What you will do:
Look below. Copy each line that has "content" in it.

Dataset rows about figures
[START]

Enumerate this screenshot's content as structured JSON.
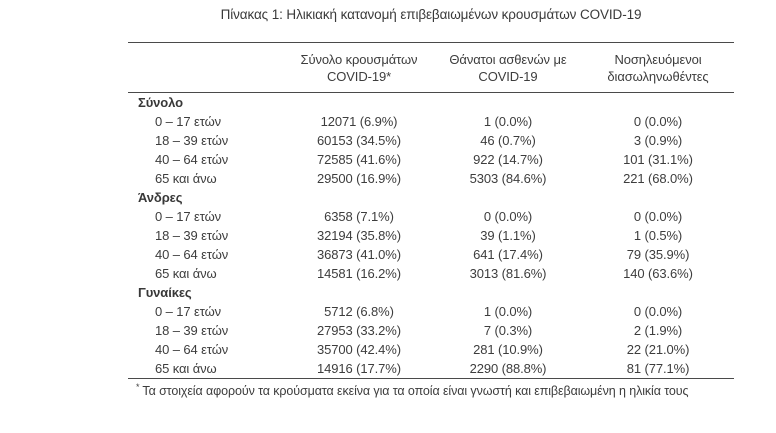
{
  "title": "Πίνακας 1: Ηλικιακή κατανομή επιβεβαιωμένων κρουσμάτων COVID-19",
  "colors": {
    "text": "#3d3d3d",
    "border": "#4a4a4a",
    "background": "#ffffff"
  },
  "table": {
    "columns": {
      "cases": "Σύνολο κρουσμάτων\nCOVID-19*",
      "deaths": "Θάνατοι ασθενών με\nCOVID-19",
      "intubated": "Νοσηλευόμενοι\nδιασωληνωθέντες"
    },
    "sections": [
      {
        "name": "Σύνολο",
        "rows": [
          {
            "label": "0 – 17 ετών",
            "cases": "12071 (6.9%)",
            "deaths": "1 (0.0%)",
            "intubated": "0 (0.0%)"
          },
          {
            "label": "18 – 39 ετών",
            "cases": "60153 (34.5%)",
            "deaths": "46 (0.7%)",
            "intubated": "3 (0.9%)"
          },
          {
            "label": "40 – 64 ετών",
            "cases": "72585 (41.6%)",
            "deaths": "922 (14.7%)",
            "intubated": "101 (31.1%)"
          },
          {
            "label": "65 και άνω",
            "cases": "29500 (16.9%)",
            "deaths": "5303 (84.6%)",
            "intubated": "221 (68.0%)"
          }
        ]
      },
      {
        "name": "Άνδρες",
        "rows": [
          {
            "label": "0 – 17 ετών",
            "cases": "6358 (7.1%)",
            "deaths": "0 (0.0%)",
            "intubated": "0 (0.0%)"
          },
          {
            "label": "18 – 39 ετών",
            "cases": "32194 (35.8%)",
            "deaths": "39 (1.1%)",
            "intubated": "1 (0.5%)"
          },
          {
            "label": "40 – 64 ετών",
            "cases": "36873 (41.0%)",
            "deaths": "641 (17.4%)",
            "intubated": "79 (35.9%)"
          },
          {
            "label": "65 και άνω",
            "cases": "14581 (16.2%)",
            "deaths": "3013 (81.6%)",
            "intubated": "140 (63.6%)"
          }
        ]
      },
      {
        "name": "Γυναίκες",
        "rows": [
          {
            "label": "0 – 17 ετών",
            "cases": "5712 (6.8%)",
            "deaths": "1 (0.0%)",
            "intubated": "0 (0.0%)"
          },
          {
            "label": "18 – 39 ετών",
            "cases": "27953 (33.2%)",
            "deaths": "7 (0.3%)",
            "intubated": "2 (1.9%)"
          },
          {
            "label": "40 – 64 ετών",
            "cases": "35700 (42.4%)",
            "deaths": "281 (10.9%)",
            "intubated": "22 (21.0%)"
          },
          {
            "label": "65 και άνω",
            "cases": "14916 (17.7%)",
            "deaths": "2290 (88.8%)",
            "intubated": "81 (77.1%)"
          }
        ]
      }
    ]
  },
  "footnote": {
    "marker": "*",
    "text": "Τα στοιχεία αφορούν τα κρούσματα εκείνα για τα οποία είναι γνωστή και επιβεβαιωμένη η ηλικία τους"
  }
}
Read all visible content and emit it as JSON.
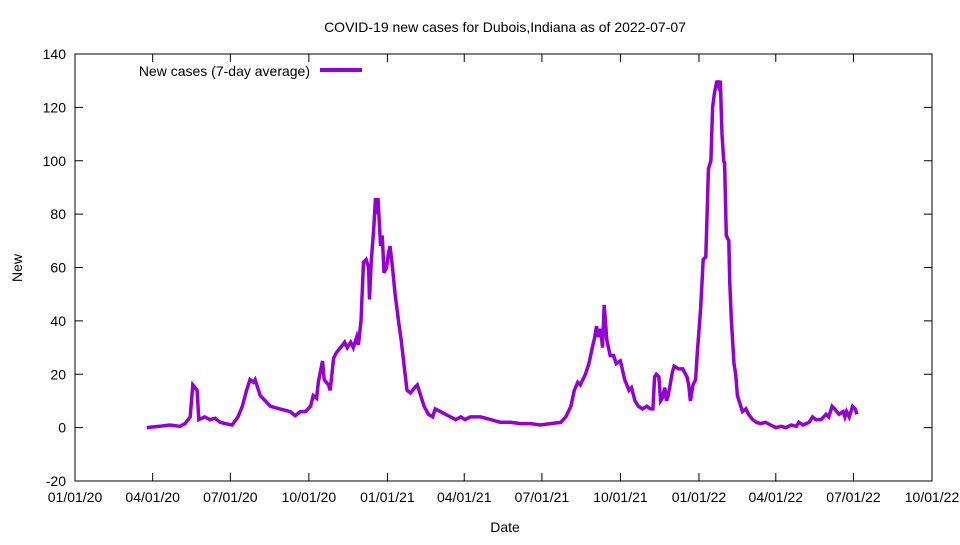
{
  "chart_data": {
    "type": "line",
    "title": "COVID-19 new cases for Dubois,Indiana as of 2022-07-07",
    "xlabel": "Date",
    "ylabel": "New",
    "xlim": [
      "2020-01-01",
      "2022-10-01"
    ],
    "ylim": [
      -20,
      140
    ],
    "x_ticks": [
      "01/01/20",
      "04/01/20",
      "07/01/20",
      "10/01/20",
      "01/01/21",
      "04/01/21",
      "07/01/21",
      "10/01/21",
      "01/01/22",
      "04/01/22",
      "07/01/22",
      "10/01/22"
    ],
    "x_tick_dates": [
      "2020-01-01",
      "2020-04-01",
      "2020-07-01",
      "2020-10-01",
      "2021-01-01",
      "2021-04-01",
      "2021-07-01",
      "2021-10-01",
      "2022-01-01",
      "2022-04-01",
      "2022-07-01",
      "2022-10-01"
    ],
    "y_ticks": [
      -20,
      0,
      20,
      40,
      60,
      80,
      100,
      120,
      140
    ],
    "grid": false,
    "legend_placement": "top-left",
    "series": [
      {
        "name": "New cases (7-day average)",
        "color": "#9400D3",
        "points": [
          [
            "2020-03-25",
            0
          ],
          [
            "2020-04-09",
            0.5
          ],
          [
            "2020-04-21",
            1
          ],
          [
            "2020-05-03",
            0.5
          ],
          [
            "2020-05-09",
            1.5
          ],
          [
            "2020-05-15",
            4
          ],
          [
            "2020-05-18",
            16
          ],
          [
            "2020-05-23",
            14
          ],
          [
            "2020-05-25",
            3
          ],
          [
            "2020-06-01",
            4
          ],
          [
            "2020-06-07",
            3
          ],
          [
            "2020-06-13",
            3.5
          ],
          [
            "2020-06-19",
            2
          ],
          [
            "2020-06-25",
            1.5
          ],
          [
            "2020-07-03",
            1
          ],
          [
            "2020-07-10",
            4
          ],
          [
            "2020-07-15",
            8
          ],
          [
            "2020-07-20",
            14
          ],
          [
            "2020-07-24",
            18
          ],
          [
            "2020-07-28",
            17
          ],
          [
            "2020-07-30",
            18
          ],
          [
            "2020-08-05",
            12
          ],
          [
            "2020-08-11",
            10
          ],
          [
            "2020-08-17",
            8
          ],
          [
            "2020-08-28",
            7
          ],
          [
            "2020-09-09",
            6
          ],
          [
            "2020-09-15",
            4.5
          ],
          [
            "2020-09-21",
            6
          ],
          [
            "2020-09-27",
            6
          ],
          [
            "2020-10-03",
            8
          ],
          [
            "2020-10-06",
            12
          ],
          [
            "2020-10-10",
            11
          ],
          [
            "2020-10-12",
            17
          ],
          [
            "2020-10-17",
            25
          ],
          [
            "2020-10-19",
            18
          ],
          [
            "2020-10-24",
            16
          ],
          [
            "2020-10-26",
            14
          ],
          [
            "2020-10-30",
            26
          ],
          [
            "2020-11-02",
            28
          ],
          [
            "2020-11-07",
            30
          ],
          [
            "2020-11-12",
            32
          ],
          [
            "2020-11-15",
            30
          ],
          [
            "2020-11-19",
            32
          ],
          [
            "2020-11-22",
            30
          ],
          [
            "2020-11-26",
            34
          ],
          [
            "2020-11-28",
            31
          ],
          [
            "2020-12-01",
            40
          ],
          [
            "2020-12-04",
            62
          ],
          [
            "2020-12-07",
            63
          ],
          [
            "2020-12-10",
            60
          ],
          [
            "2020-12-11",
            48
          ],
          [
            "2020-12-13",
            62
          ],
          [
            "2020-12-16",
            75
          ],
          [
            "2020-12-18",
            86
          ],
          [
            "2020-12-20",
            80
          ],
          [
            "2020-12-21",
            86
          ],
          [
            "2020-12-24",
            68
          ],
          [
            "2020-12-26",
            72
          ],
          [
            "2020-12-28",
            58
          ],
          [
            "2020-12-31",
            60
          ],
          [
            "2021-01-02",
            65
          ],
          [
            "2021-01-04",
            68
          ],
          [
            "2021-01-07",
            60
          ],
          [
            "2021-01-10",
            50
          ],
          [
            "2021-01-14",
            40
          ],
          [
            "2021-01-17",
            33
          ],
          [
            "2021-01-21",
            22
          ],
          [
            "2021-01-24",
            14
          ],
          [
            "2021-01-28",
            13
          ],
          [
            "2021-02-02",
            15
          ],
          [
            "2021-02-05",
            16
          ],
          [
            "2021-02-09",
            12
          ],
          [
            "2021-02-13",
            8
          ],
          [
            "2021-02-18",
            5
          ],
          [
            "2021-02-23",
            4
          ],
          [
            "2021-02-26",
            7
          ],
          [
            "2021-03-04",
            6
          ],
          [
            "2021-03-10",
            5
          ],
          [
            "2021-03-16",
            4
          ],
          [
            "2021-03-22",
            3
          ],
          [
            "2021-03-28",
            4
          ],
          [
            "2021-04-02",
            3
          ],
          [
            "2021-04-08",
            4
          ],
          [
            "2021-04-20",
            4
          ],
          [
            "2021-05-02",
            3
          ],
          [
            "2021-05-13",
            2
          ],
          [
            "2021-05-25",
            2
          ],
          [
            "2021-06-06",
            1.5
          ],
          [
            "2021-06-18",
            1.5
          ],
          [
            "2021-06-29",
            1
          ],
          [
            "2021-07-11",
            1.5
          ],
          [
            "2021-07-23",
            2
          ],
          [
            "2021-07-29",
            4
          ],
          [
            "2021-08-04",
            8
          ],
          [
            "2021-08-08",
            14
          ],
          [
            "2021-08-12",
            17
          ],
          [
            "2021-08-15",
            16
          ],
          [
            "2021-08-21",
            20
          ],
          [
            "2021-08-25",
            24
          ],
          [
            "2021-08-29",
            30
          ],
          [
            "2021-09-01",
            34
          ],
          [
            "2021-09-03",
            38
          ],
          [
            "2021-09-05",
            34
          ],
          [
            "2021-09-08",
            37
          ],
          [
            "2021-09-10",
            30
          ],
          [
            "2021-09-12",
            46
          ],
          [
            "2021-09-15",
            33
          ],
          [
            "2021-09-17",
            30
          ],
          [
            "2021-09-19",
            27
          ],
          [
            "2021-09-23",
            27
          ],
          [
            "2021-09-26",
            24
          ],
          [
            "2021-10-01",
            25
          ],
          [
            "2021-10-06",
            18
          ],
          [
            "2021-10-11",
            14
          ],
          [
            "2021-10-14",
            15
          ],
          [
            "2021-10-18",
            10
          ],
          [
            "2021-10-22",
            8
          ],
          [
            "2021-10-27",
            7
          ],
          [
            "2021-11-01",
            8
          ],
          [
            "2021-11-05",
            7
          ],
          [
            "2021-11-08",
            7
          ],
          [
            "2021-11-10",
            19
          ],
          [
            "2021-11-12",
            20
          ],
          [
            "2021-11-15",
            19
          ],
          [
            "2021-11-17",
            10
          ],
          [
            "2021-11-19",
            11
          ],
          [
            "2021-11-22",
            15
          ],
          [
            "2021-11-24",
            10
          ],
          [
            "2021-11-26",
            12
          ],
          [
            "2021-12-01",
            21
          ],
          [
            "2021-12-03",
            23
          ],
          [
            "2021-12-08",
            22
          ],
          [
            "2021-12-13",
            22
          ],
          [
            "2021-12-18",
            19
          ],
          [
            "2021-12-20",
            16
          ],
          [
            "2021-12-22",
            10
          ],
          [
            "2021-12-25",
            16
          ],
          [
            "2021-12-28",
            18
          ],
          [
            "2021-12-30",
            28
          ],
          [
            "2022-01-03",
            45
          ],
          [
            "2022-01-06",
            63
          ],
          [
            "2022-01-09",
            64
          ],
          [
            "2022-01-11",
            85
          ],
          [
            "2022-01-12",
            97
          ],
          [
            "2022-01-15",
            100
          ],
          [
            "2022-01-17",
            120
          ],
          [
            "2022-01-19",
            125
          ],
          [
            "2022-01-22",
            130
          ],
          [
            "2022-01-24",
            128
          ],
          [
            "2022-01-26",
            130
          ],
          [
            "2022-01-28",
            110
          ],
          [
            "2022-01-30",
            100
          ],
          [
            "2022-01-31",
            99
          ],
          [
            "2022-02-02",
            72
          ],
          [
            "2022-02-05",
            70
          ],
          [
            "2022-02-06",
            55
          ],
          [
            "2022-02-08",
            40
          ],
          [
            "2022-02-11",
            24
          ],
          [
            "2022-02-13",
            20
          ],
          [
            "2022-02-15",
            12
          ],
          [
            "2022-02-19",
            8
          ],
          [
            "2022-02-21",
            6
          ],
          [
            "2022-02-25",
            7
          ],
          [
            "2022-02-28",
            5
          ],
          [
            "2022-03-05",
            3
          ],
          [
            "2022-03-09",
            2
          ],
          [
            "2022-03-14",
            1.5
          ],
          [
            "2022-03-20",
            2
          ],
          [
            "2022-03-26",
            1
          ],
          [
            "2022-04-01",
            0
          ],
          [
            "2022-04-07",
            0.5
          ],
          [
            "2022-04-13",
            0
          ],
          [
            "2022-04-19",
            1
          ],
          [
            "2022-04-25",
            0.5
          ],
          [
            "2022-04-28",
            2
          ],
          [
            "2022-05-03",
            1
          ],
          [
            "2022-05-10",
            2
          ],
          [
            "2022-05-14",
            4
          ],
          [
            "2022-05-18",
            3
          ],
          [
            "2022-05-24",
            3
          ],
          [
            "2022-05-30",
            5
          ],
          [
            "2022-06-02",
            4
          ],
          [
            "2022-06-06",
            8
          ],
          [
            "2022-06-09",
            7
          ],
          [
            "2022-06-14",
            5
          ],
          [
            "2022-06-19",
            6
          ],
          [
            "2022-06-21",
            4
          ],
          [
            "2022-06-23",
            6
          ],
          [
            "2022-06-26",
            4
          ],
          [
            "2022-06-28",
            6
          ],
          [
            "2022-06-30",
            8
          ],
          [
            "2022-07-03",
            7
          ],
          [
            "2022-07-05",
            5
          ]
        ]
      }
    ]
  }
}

[END]

Complete response:
Enumerate this screenshot's content as structured JSON.
Read all visible content and emit it as JSON.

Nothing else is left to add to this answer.